> Challenge
Every line that contains the word "Manage" should be copied out.

##### Supplied information #####

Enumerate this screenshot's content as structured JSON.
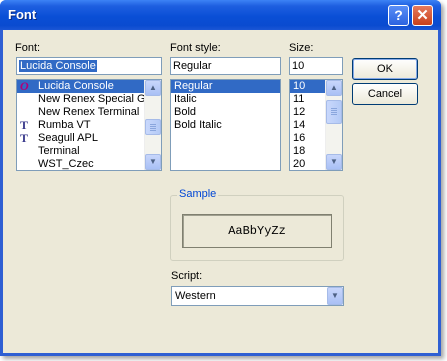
{
  "window": {
    "title": "Font",
    "help_glyph": "?",
    "close_glyph": "✕"
  },
  "font": {
    "label": "Font:",
    "value": "Lucida Console",
    "items": [
      {
        "name": "Lucida Console",
        "icon": "opentype-icon",
        "glyph": "O",
        "selected": true
      },
      {
        "name": "New Renex Special Gr",
        "icon": "none",
        "glyph": ""
      },
      {
        "name": "New Renex Terminal",
        "icon": "none",
        "glyph": ""
      },
      {
        "name": "Rumba VT",
        "icon": "truetype-icon",
        "glyph": "T"
      },
      {
        "name": "Seagull APL",
        "icon": "truetype-icon",
        "glyph": "T"
      },
      {
        "name": "Terminal",
        "icon": "none",
        "glyph": ""
      },
      {
        "name": "WST_Czec",
        "icon": "none",
        "glyph": ""
      }
    ]
  },
  "style": {
    "label": "Font style:",
    "value": "Regular",
    "items": [
      "Regular",
      "Italic",
      "Bold",
      "Bold Italic"
    ],
    "selected_index": 0
  },
  "size": {
    "label": "Size:",
    "value": "10",
    "items": [
      "10",
      "11",
      "12",
      "14",
      "16",
      "18",
      "20"
    ],
    "selected_index": 0
  },
  "buttons": {
    "ok": "OK",
    "cancel": "Cancel"
  },
  "sample": {
    "label": "Sample",
    "text": "AaBbYyZz"
  },
  "script": {
    "label": "Script:",
    "value": "Western"
  }
}
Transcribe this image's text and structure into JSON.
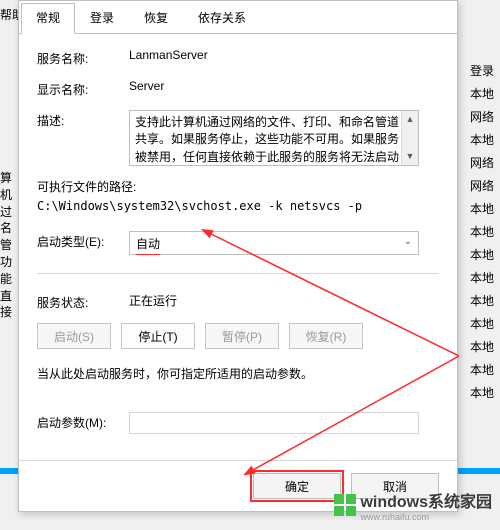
{
  "left_header": "帮助(H)",
  "left_sidebar": [
    "算机过",
    "名管",
    "功能",
    "直接"
  ],
  "right_labels": [
    "登录",
    "本地",
    "网络",
    "本地",
    "网络",
    "网络",
    "本地",
    "本地",
    "本地",
    "本地",
    "本地",
    "本地",
    "本地",
    "本地",
    "本地"
  ],
  "tabs": {
    "t0": "常规",
    "t1": "登录",
    "t2": "恢复",
    "t3": "依存关系"
  },
  "labels": {
    "service_name": "服务名称:",
    "display_name": "显示名称:",
    "description": "描述:",
    "exec_path_note": "可执行文件的路径:",
    "startup_type": "启动类型(E):",
    "service_status": "服务状态:",
    "params_note": "当从此处启动服务时，你可指定所适用的启动参数。",
    "startup_params": "启动参数(M):"
  },
  "values": {
    "service_name": "LanmanServer",
    "display_name": "Server",
    "description": "支持此计算机通过网络的文件、打印、和命名管道共享。如果服务停止，这些功能不可用。如果服务被禁用，任何直接依赖于此服务的服务将无法启动",
    "exec_path": "C:\\Windows\\system32\\svchost.exe -k netsvcs -p",
    "startup_type": "自动",
    "service_status": "正在运行",
    "startup_params": ""
  },
  "buttons": {
    "start": "启动(S)",
    "stop": "停止(T)",
    "pause": "暂停(P)",
    "resume": "恢复(R)",
    "ok": "确定",
    "cancel": "取消"
  },
  "watermark": {
    "title": "windows系统家园",
    "sub": "www.ruhaifu.com"
  }
}
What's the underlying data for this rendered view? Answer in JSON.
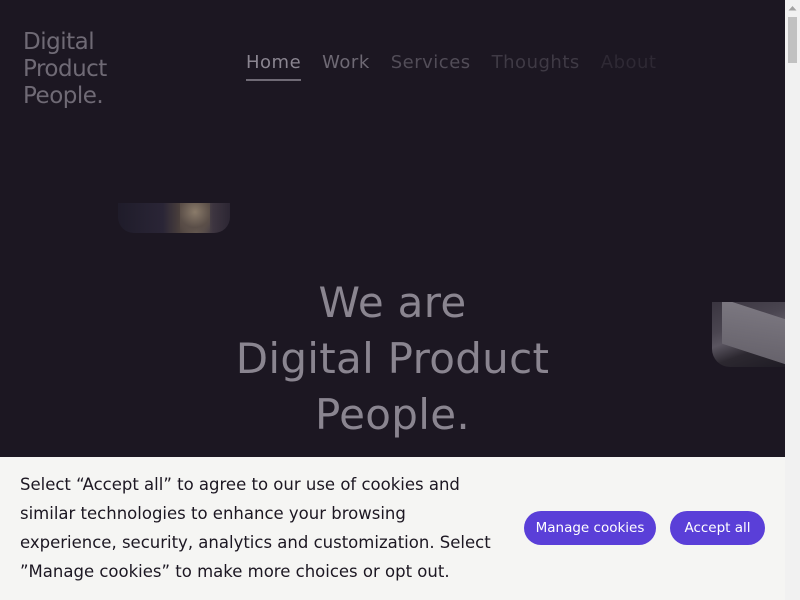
{
  "logo": {
    "lines": [
      "Digital",
      "Product",
      "People."
    ]
  },
  "nav": {
    "items": [
      {
        "label": "Home"
      },
      {
        "label": "Work"
      },
      {
        "label": "Services"
      },
      {
        "label": "Thoughts"
      },
      {
        "label": "About"
      }
    ],
    "active": "Home"
  },
  "hero": {
    "lines": [
      "We are",
      "Digital Product",
      "People."
    ]
  },
  "cookie_banner": {
    "text": "Select “Accept all” to agree to our use of cookies and similar technologies to enhance your browsing experience, security, analytics and customization. Select ”Manage cookies” to make more choices or opt out.",
    "manage_label": "Manage cookies",
    "accept_label": "Accept all"
  },
  "colors": {
    "background": "#1c1722",
    "accent": "#5a3fd8",
    "banner": "#f5f5f3"
  }
}
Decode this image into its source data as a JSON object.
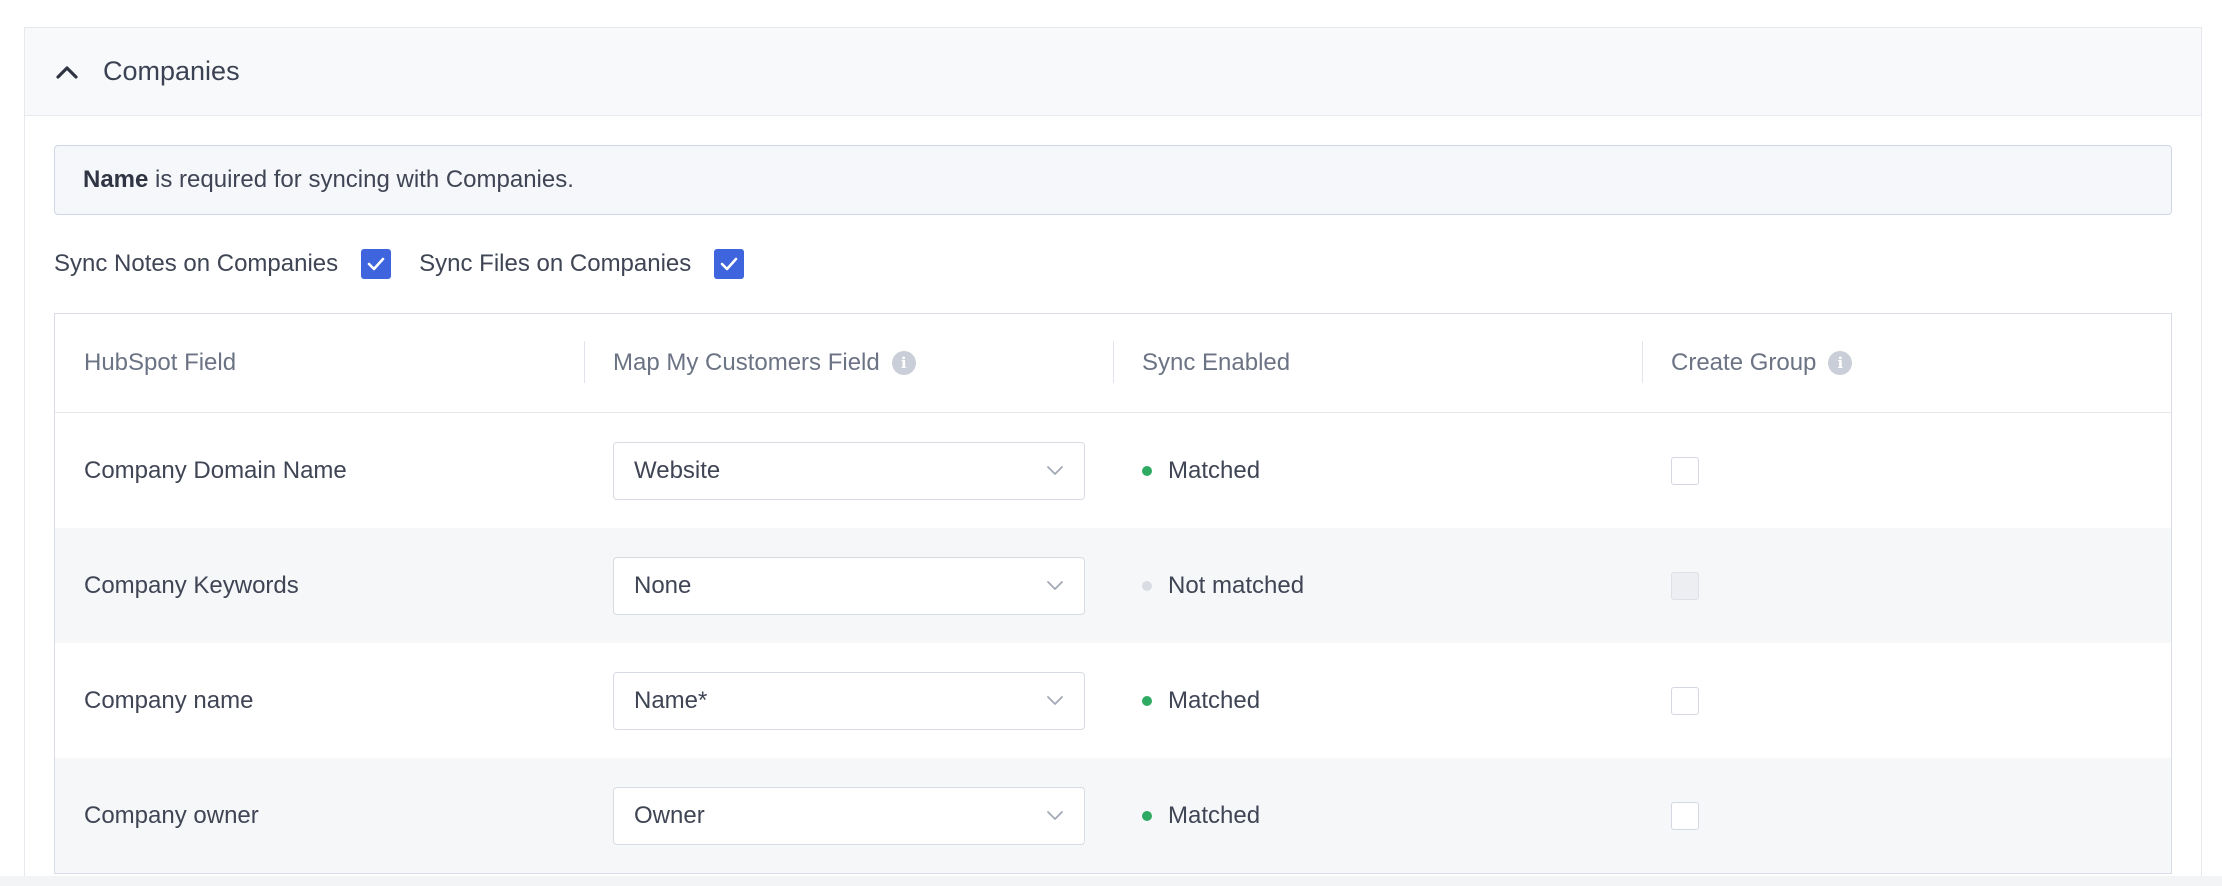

#####

> Answer to the exercise
    "text": "Select “Accept all” to agree to our use of cookies and similar technologies to enhance your browsing experience, security, analytics and customization. Select ”Manage cookies” to make more choices or opt out.",
    "manage_label": "Manage cookies",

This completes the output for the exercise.